Directions
Retype all of the entries word for word.

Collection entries
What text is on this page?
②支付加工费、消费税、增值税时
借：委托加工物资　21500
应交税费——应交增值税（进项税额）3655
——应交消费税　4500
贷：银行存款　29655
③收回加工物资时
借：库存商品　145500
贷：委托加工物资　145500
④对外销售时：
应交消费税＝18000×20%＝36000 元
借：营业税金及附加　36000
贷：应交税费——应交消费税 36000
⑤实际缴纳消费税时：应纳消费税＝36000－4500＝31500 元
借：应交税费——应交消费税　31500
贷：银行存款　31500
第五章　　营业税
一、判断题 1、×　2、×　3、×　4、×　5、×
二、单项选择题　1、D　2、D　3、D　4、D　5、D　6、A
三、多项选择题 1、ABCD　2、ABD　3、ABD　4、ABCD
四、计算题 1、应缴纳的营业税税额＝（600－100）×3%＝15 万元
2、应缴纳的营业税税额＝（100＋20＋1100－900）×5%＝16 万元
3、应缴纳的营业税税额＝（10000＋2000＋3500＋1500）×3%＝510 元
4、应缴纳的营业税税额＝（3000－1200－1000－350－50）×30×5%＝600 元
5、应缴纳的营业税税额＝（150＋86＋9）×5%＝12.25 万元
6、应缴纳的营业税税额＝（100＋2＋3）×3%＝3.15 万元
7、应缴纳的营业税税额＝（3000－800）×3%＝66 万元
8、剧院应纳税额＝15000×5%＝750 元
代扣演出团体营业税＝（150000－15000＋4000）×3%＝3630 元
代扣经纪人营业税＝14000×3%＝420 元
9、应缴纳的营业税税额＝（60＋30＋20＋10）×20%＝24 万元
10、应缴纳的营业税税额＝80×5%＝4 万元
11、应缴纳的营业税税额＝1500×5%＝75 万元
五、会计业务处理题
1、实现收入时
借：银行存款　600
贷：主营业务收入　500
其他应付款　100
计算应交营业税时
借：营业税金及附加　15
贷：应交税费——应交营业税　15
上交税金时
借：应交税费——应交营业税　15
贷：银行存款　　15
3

Finished task
What text is on this page?
②支付加工费、消费税、增值税时
借：委托加工物资　21500
应交税费——应交增值税（进项税额）3655
——应交消费税　4500
贷：银行存款　29655
③收回加工物资时
借：库存商品　145500
贷：委托加工物资　145500
④对外销售时：
应交消费税＝18000×20%＝36000 元
借：营业税金及附加　36000
贷：应交税费——应交消费税 36000
⑤实际缴纳消费税时：应纳消费税＝36000－4500＝31500 元
借：应交税费——应交消费税　31500
贷：银行存款　31500
第五章　　营业税
一、判断题 1、×　2、×　3、×　4、×　5、×
二、单项选择题　1、D　2、D　3、D　4、D　5、D　6、A
三、多项选择题 1、ABCD　2、ABD　3、ABD　4、ABCD
四、计算题 1、应缴纳的营业税税额＝（600－100）×3%＝15 万元
2、应缴纳的营业税税额＝（100＋20＋1100－900）×5%＝16 万元
3、应缴纳的营业税税额＝（10000＋2000＋3500＋1500）×3%＝510 元
4、应缴纳的营业税税额＝（3000－1200－1000－350－50）×30×5%＝600 元
5、应缴纳的营业税税额＝（150＋86＋9）×5%＝12.25 万元
6、应缴纳的营业税税额＝（100＋2＋3）×3%＝3.15 万元
7、应缴纳的营业税税额＝（3000－800）×3%＝66 万元
8、剧院应纳税额＝15000×5%＝750 元
代扣演出团体营业税＝（150000－15000＋4000）×3%＝3630 元
代扣经纪人营业税＝14000×3%＝420 元
9、应缴纳的营业税税额＝（60＋30＋20＋10）×20%＝24 万元
10、应缴纳的营业税税额＝80×5%＝4 万元
11、应缴纳的营业税税额＝1500×5%＝75 万元
五、会计业务处理题
1、实现收入时
借：银行存款　600
贷：主营业务收入　500
其他应付款　100
计算应交营业税时
借：营业税金及附加　15
贷：应交税费——应交营业税　15
上交税金时
借：应交税费——应交营业税　15
贷：银行存款　　15
3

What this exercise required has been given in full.